§ **TASK OBJECTIVE**: Leave out the pictures and repeat the data exactly.

Saved entries
╭──

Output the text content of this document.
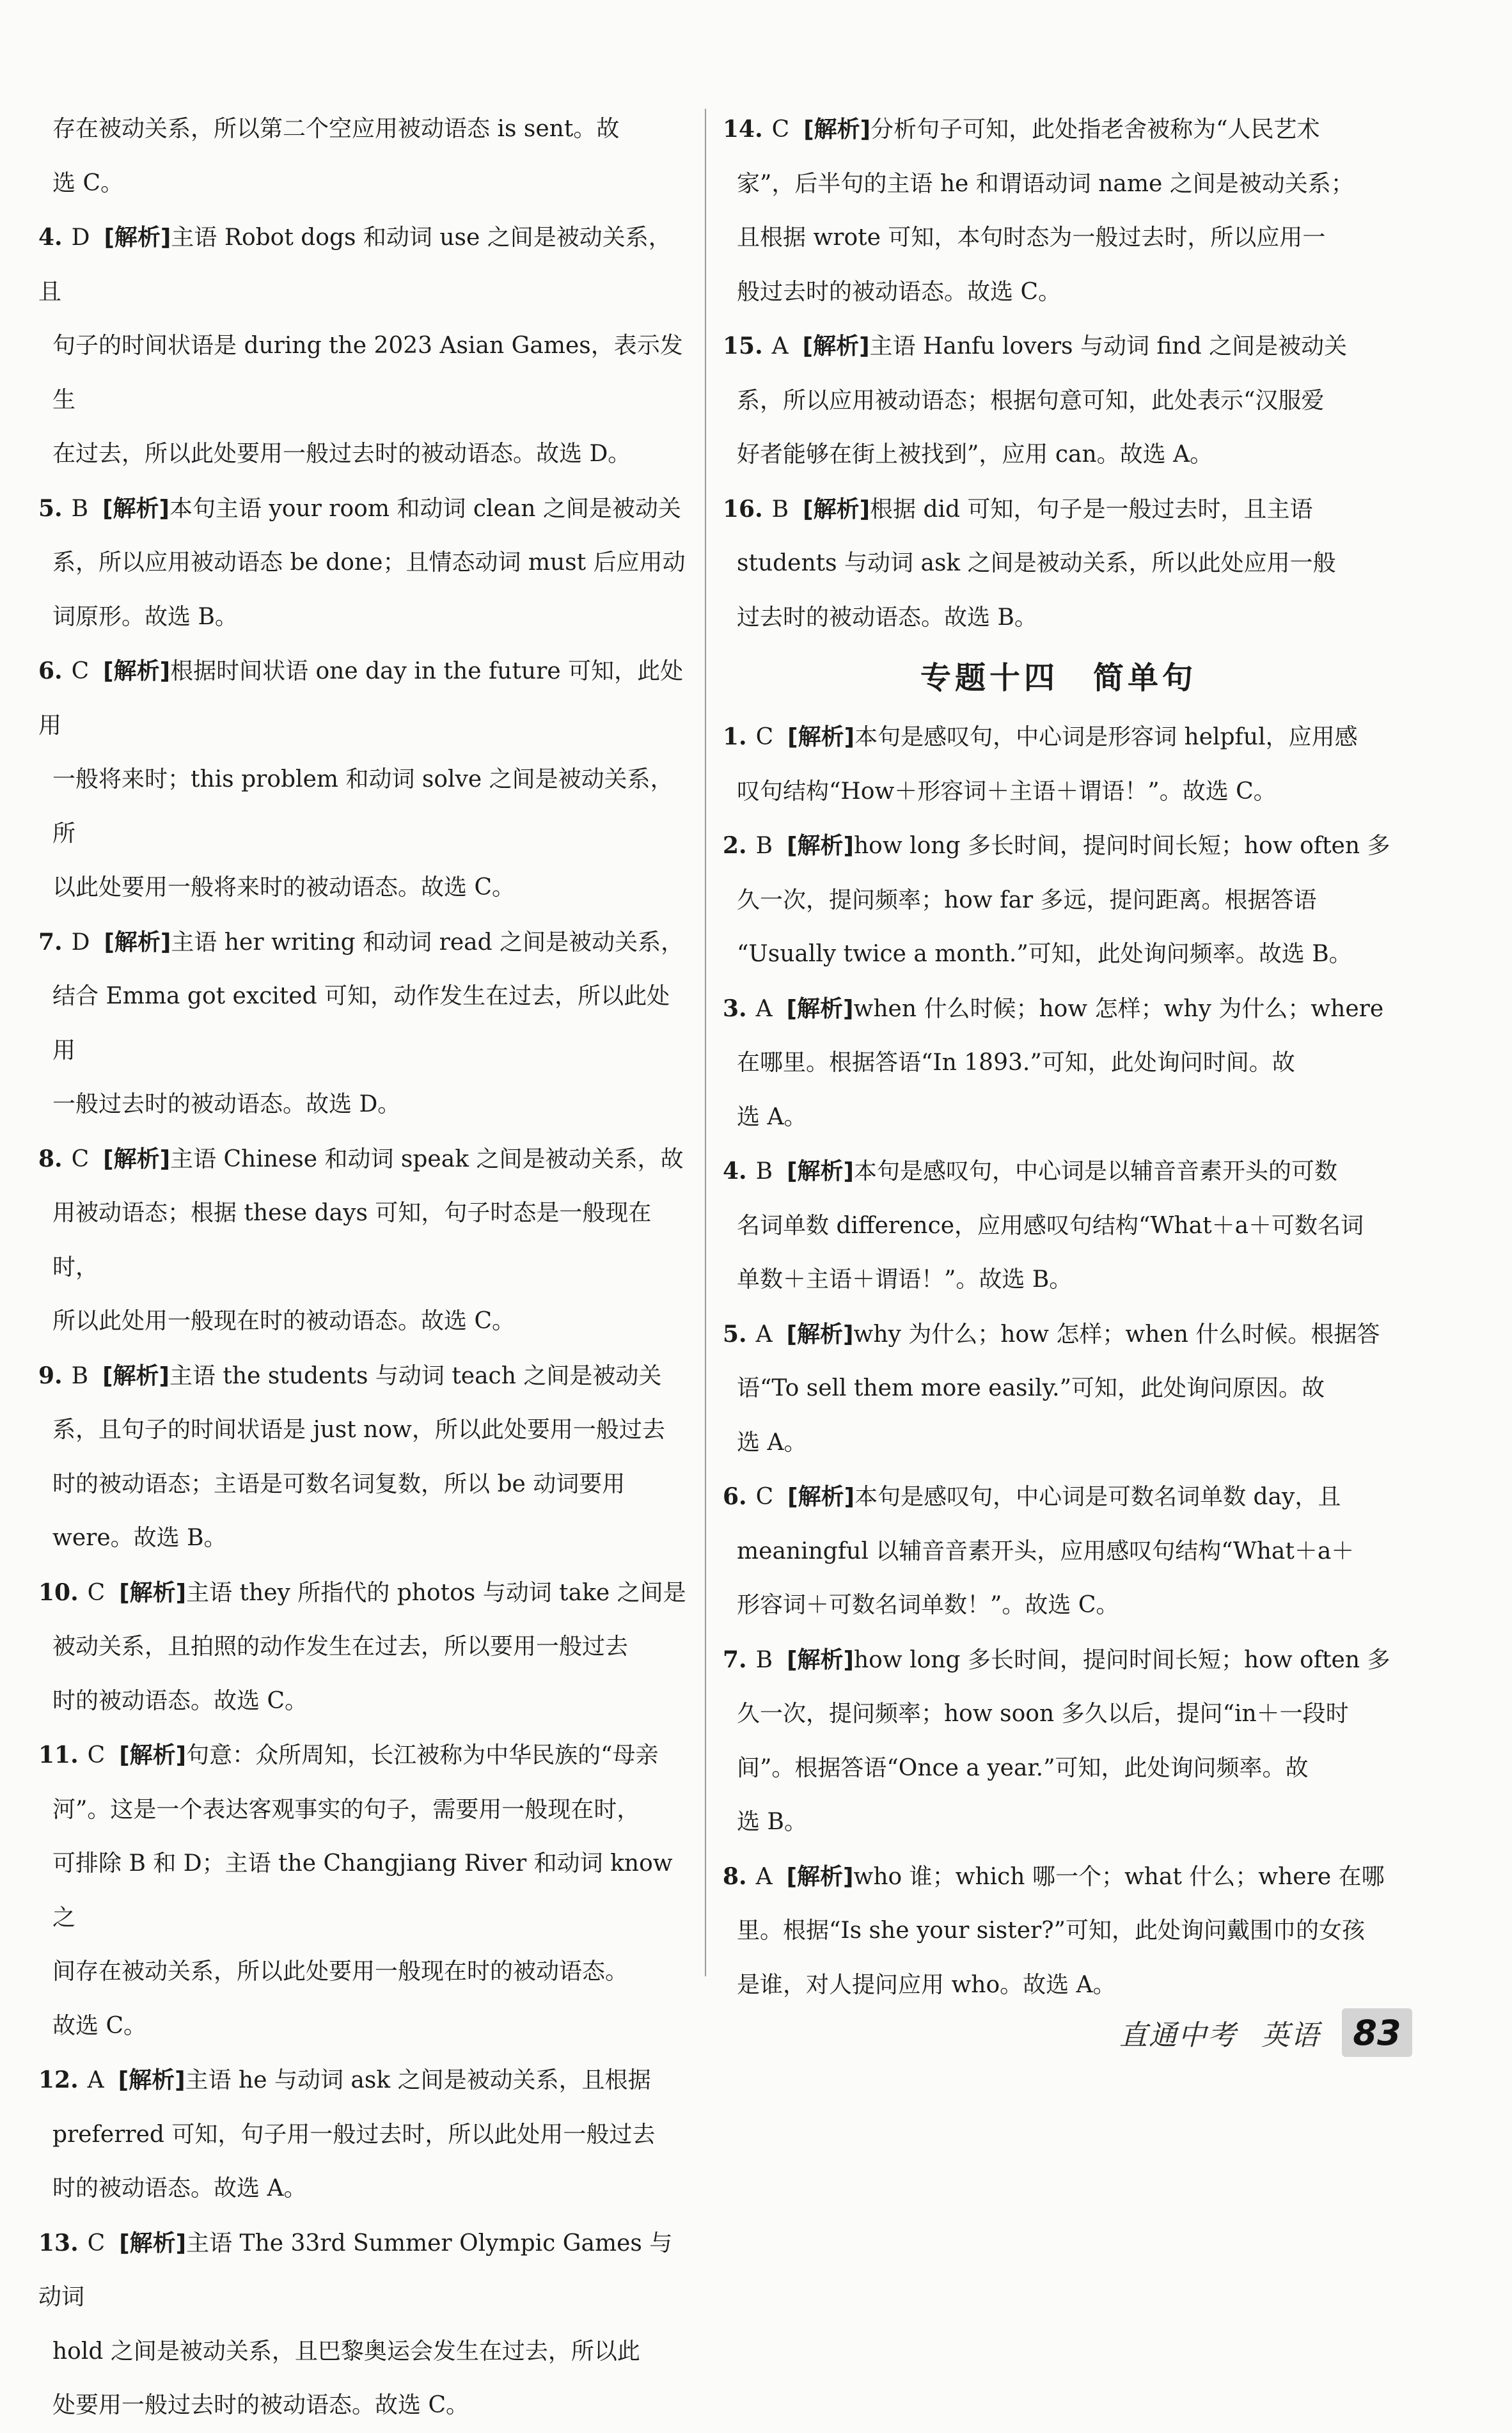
存在被动关系，所以第二个空应用被动语态 is sent。故

选 C。

4. D [解析]主语 Robot dogs 和动词 use 之间是被动关系，且

句子的时间状语是 during the 2023 Asian Games，表示发生

在过去，所以此处要用一般过去时的被动语态。故选 D。

5. B [解析]本句主语 your room 和动词 clean 之间是被动关

系，所以应用被动语态 be done；且情态动词 must 后应用动

词原形。故选 B。

6. C [解析]根据时间状语 one day in the future 可知，此处用

一般将来时；this problem 和动词 solve 之间是被动关系，所

以此处要用一般将来时的被动语态。故选 C。

7. D [解析]主语 her writing 和动词 read 之间是被动关系，

结合 Emma got excited 可知，动作发生在过去，所以此处用

一般过去时的被动语态。故选 D。

8. C [解析]主语 Chinese 和动词 speak 之间是被动关系，故

用被动语态；根据 these days 可知，句子时态是一般现在时，

所以此处用一般现在时的被动语态。故选 C。

9. B [解析]主语 the students 与动词 teach 之间是被动关

系，且句子的时间状语是 just now，所以此处要用一般过去

时的被动语态；主语是可数名词复数，所以 be 动词要用

were。故选 B。

10. C [解析]主语 they 所指代的 photos 与动词 take 之间是

被动关系，且拍照的动作发生在过去，所以要用一般过去

时的被动语态。故选 C。

11. C [解析]句意：众所周知，长江被称为中华民族的“母亲

河”。这是一个表达客观事实的句子，需要用一般现在时，

可排除 B 和 D；主语 the Changjiang River 和动词 know 之

间存在被动关系，所以此处要用一般现在时的被动语态。

故选 C。

12. A [解析]主语 he 与动词 ask 之间是被动关系，且根据

preferred 可知，句子用一般过去时，所以此处用一般过去

时的被动语态。故选 A。

13. C [解析]主语 The 33rd Summer Olympic Games 与动词

hold 之间是被动关系，且巴黎奥运会发生在过去，所以此

处要用一般过去时的被动语态。故选 C。

14. C [解析]分析句子可知，此处指老舍被称为“人民艺术

家”，后半句的主语 he 和谓语动词 name 之间是被动关系；

且根据 wrote 可知，本句时态为一般过去时，所以应用一

般过去时的被动语态。故选 C。

15. A [解析]主语 Hanfu lovers 与动词 find 之间是被动关

系，所以应用被动语态；根据句意可知，此处表示“汉服爱

好者能够在街上被找到”，应用 can。故选 A。

16. B [解析]根据 did 可知，句子是一般过去时，且主语

students 与动词 ask 之间是被动关系，所以此处应用一般

过去时的被动语态。故选 B。

专题十四　简单句

1. C [解析]本句是感叹句，中心词是形容词 helpful，应用感

叹句结构“How＋形容词＋主语＋谓语！”。故选 C。

2. B [解析]how long 多长时间，提问时间长短；how often 多

久一次，提问频率；how far 多远，提问距离。根据答语

“Usually twice a month.”可知，此处询问频率。故选 B。

3. A [解析]when 什么时候；how 怎样；why 为什么；where

在哪里。根据答语“In 1893.”可知，此处询问时间。故

选 A。

4. B [解析]本句是感叹句，中心词是以辅音音素开头的可数

名词单数 difference，应用感叹句结构“What＋a＋可数名词

单数＋主语＋谓语！”。故选 B。

5. A [解析]why 为什么；how 怎样；when 什么时候。根据答

语“To sell them more easily.”可知，此处询问原因。故

选 A。

6. C [解析]本句是感叹句，中心词是可数名词单数 day，且

meaningful 以辅音音素开头，应用感叹句结构“What＋a＋

形容词＋可数名词单数！”。故选 C。

7. B [解析]how long 多长时间，提问时间长短；how often 多

久一次，提问频率；how soon 多久以后，提问“in＋一段时

间”。根据答语“Once a year.”可知，此处询问频率。故

选 B。

8. A [解析]who 谁；which 哪一个；what 什么；where 在哪

里。根据“Is she your sister?”可知，此处询问戴围巾的女孩

是谁，对人提问应用 who。故选 A。

直通中考 英语 83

╰──

§ **TASK SOLUTION**:
Output the text content of this document.
存在被动关系，所以第二个空应用被动语态 is sent。故

选 C。

4. D [解析]主语 Robot dogs 和动词 use 之间是被动关系，且

句子的时间状语是 during the 2023 Asian Games，表示发生

在过去，所以此处要用一般过去时的被动语态。故选 D。

5. B [解析]本句主语 your room 和动词 clean 之间是被动关

系，所以应用被动语态 be done；且情态动词 must 后应用动

词原形。故选 B。

6. C [解析]根据时间状语 one day in the future 可知，此处用

一般将来时；this problem 和动词 solve 之间是被动关系，所

以此处要用一般将来时的被动语态。故选 C。

7. D [解析]主语 her writing 和动词 read 之间是被动关系，

结合 Emma got excited 可知，动作发生在过去，所以此处用

一般过去时的被动语态。故选 D。

8. C [解析]主语 Chinese 和动词 speak 之间是被动关系，故

用被动语态；根据 these days 可知，句子时态是一般现在时，

所以此处用一般现在时的被动语态。故选 C。

9. B [解析]主语 the students 与动词 teach 之间是被动关

系，且句子的时间状语是 just now，所以此处要用一般过去

时的被动语态；主语是可数名词复数，所以 be 动词要用

were。故选 B。

10. C [解析]主语 they 所指代的 photos 与动词 take 之间是

被动关系，且拍照的动作发生在过去，所以要用一般过去

时的被动语态。故选 C。

11. C [解析]句意：众所周知，长江被称为中华民族的“母亲

河”。这是一个表达客观事实的句子，需要用一般现在时，

可排除 B 和 D；主语 the Changjiang River 和动词 know 之

间存在被动关系，所以此处要用一般现在时的被动语态。

故选 C。

12. A [解析]主语 he 与动词 ask 之间是被动关系，且根据

preferred 可知，句子用一般过去时，所以此处用一般过去

时的被动语态。故选 A。

13. C [解析]主语 The 33rd Summer Olympic Games 与动词

hold 之间是被动关系，且巴黎奥运会发生在过去，所以此

处要用一般过去时的被动语态。故选 C。

14. C [解析]分析句子可知，此处指老舍被称为“人民艺术

家”，后半句的主语 he 和谓语动词 name 之间是被动关系；

且根据 wrote 可知，本句时态为一般过去时，所以应用一

般过去时的被动语态。故选 C。

15. A [解析]主语 Hanfu lovers 与动词 find 之间是被动关

系，所以应用被动语态；根据句意可知，此处表示“汉服爱

好者能够在街上被找到”，应用 can。故选 A。

16. B [解析]根据 did 可知，句子是一般过去时，且主语

students 与动词 ask 之间是被动关系，所以此处应用一般

过去时的被动语态。故选 B。

专题十四　简单句

1. C [解析]本句是感叹句，中心词是形容词 helpful，应用感

叹句结构“How＋形容词＋主语＋谓语！”。故选 C。

2. B [解析]how long 多长时间，提问时间长短；how often 多

久一次，提问频率；how far 多远，提问距离。根据答语

“Usually twice a month.”可知，此处询问频率。故选 B。

3. A [解析]when 什么时候；how 怎样；why 为什么；where

在哪里。根据答语“In 1893.”可知，此处询问时间。故

选 A。

4. B [解析]本句是感叹句，中心词是以辅音音素开头的可数

名词单数 difference，应用感叹句结构“What＋a＋可数名词

单数＋主语＋谓语！”。故选 B。

5. A [解析]why 为什么；how 怎样；when 什么时候。根据答

语“To sell them more easily.”可知，此处询问原因。故

选 A。

6. C [解析]本句是感叹句，中心词是可数名词单数 day，且

meaningful 以辅音音素开头，应用感叹句结构“What＋a＋

形容词＋可数名词单数！”。故选 C。

7. B [解析]how long 多长时间，提问时间长短；how often 多

久一次，提问频率；how soon 多久以后，提问“in＋一段时

间”。根据答语“Once a year.”可知，此处询问频率。故

选 B。

8. A [解析]who 谁；which 哪一个；what 什么；where 在哪

里。根据“Is she your sister?”可知，此处询问戴围巾的女孩

是谁，对人提问应用 who。故选 A。

直通中考 英语 83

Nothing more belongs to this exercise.